TASK REQUIREMENTS ▸
Go through the data below. List every line that holds the word "результатов".

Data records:

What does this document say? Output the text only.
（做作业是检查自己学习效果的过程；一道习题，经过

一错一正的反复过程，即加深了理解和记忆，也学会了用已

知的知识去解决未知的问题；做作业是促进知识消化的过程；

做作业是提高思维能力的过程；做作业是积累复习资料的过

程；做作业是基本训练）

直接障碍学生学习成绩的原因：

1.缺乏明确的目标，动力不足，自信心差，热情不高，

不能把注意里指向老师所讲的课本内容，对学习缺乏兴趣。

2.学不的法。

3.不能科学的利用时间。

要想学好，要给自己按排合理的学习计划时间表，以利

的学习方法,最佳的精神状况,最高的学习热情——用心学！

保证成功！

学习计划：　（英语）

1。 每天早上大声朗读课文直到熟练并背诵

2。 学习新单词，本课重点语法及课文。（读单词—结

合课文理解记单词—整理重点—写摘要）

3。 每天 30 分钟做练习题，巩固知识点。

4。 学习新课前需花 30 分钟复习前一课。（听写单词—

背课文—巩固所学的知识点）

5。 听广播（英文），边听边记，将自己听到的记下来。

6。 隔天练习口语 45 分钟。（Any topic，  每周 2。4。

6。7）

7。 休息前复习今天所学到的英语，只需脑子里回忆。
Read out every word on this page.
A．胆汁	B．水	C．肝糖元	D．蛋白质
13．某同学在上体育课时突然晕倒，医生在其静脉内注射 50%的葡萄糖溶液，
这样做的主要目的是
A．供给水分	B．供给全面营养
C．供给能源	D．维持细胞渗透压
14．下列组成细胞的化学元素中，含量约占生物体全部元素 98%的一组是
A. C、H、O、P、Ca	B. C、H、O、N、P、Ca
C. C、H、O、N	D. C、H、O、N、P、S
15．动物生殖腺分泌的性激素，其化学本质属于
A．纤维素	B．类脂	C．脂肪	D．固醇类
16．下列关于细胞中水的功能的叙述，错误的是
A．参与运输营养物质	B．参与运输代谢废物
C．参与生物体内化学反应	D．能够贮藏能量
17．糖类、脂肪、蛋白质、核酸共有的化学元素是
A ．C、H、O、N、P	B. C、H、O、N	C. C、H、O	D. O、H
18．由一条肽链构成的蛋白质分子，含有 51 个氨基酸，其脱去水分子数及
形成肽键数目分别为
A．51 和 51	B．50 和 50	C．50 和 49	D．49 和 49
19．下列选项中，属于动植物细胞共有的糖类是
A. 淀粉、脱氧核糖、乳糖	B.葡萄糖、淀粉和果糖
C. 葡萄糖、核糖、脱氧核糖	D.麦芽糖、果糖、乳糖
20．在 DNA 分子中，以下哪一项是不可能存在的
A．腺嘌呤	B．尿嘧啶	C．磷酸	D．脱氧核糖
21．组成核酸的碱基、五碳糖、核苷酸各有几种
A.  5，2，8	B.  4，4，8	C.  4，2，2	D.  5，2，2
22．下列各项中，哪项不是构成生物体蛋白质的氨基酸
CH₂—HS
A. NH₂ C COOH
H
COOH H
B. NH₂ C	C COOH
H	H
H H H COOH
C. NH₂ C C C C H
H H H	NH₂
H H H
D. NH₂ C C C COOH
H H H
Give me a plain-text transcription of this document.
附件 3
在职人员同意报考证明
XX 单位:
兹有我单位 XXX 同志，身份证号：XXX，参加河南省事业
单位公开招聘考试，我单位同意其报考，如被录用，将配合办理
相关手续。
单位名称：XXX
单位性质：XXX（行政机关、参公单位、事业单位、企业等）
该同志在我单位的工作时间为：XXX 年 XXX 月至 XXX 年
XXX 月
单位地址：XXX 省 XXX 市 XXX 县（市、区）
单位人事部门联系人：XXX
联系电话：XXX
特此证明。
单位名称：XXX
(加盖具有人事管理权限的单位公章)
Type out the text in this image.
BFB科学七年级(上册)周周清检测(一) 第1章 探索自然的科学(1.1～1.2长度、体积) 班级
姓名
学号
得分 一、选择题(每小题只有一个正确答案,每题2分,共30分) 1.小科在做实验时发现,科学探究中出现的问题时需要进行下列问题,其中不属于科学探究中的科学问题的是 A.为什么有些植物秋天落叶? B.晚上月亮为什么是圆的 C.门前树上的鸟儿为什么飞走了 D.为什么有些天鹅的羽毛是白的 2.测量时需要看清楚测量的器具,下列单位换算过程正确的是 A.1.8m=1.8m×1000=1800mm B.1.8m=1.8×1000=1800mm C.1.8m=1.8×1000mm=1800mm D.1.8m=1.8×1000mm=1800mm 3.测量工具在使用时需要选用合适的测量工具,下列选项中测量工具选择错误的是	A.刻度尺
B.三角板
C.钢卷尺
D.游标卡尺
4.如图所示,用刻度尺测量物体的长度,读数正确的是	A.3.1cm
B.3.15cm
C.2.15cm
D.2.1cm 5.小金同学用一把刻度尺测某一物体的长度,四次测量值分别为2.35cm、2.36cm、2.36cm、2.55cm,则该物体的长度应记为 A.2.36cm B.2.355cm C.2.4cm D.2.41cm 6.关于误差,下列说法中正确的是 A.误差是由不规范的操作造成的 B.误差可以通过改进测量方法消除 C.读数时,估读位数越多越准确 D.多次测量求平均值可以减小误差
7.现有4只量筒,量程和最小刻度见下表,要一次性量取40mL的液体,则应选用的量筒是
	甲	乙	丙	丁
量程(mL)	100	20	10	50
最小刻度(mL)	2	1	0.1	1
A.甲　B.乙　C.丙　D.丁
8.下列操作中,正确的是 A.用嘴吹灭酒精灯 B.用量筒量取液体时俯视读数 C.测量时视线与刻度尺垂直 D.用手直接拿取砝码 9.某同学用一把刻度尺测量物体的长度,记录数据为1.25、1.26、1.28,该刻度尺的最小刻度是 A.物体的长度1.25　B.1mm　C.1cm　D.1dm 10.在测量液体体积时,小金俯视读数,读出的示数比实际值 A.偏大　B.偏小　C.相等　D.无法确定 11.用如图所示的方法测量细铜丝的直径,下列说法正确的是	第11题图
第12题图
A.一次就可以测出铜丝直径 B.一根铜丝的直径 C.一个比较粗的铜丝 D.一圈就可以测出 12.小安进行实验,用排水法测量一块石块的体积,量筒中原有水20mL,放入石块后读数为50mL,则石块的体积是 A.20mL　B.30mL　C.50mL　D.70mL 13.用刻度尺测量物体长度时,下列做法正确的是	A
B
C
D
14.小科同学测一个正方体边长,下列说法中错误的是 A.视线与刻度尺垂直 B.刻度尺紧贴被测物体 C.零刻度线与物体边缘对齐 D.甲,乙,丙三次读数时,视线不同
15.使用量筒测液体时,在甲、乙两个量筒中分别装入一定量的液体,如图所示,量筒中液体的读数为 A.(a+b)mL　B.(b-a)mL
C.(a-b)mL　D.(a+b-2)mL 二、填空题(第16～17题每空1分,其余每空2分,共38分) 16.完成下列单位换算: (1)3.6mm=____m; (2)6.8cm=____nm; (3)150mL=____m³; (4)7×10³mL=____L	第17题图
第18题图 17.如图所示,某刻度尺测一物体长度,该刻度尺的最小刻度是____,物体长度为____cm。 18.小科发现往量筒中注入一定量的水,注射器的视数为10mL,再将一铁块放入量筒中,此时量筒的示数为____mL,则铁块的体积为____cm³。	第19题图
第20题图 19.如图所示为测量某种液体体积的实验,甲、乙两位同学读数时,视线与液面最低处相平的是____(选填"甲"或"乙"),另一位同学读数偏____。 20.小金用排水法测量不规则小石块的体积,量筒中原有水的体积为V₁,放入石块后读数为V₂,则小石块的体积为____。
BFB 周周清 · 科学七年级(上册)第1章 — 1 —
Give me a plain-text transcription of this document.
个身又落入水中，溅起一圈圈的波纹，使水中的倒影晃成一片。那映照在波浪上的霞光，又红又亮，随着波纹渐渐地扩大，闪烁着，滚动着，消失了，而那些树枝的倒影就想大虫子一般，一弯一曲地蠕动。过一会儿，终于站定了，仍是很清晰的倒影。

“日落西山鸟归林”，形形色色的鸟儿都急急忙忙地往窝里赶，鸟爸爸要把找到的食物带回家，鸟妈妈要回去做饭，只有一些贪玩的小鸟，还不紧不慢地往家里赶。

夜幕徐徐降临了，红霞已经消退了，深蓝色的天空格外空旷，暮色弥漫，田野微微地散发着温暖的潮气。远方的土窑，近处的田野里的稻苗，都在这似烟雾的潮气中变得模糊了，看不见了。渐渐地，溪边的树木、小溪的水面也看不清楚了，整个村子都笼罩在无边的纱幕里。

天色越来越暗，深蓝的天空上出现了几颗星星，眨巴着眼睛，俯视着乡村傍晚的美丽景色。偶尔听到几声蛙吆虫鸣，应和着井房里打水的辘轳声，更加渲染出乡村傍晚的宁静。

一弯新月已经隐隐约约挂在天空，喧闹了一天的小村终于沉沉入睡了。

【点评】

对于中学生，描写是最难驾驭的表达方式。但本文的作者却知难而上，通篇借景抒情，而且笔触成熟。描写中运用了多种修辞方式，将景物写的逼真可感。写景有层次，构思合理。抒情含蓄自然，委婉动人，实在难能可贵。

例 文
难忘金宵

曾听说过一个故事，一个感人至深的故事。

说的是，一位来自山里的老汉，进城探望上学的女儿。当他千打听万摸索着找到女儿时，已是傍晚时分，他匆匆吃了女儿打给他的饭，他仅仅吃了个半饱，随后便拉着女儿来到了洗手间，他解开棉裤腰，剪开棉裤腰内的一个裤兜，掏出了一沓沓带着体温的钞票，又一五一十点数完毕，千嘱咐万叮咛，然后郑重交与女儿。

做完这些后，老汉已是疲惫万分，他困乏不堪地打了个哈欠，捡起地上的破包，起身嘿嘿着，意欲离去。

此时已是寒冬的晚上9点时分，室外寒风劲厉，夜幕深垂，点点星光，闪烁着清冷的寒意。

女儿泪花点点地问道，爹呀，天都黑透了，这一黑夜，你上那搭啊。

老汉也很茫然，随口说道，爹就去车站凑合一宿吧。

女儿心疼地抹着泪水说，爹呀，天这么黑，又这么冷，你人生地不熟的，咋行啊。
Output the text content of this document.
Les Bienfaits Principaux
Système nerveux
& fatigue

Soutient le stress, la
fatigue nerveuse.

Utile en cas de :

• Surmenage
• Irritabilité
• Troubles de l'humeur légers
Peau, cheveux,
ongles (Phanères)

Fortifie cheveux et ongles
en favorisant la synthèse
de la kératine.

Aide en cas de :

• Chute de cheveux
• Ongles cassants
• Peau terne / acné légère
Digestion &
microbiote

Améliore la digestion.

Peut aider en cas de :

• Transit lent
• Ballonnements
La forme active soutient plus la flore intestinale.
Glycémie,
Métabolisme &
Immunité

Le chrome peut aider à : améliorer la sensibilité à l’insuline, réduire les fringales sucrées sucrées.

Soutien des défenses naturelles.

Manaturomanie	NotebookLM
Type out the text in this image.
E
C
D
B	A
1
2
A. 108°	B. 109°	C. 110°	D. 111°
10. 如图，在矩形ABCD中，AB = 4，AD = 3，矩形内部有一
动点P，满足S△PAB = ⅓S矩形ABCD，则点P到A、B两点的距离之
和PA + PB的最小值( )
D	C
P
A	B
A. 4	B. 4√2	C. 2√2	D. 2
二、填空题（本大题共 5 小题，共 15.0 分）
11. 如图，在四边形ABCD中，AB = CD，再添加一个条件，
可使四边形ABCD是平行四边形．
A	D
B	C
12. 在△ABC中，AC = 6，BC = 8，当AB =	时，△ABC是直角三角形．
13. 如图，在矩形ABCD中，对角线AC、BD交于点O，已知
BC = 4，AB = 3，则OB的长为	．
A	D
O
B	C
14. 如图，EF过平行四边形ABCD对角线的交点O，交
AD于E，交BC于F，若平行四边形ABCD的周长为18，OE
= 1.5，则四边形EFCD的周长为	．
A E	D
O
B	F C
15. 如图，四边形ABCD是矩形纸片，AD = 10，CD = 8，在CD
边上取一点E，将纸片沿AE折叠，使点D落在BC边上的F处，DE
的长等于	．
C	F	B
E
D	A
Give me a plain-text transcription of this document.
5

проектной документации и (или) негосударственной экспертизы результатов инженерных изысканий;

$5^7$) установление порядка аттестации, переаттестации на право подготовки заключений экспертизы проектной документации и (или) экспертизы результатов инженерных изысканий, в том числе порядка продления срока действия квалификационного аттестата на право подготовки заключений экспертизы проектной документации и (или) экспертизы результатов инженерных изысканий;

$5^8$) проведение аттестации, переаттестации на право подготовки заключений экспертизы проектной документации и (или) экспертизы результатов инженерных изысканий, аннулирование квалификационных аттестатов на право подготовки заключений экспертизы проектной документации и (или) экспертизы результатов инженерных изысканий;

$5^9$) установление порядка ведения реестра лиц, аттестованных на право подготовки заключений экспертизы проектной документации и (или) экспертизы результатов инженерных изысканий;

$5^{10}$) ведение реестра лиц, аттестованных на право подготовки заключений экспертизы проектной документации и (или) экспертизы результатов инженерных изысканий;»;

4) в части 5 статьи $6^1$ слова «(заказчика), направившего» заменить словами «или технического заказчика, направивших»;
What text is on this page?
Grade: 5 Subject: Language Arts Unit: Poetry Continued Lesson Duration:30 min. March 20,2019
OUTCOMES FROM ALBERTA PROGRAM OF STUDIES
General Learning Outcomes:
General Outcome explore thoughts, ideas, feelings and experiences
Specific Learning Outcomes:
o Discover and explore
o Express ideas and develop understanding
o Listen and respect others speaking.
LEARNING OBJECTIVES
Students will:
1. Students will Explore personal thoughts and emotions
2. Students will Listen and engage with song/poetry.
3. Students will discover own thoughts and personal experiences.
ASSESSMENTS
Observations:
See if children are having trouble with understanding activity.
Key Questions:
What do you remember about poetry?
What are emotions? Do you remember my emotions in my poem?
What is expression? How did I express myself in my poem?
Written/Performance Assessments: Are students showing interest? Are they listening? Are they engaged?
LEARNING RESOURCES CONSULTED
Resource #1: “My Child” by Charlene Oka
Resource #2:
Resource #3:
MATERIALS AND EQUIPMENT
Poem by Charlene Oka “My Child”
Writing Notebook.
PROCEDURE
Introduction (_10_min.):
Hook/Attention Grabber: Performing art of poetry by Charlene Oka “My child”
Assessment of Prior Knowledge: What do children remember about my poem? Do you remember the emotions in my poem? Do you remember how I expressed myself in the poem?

RESULT OF THIS EXERCISE ▸
проектной документации и (или) негосударственной экспертизы результатов инженерных изысканий;
$5^7$) установление порядка аттестации, переаттестации на право подготовки заключений экспертизы проектной документации и (или) экспертизы результатов инженерных изысканий, в том числе порядка продления срока действия квалификационного аттестата на право подготовки заключений экспертизы проектной документации и (или) экспертизы результатов инженерных изысканий;
$5^8$) проведение аттестации, переаттестации на право подготовки заключений экспертизы проектной документации и (или) экспертизы результатов инженерных изысканий, аннулирование квалификационных аттестатов на право подготовки заключений экспертизы проектной документации и (или) экспертизы результатов инженерных изысканий;
$5^9$) установление порядка ведения реестра лиц, аттестованных на право подготовки заключений экспертизы проектной документации и (или) экспертизы результатов инженерных изысканий;
$5^{10}$) ведение реестра лиц, аттестованных на право подготовки заключений экспертизы проектной документации и (или) экспертизы результатов инженерных изысканий;»;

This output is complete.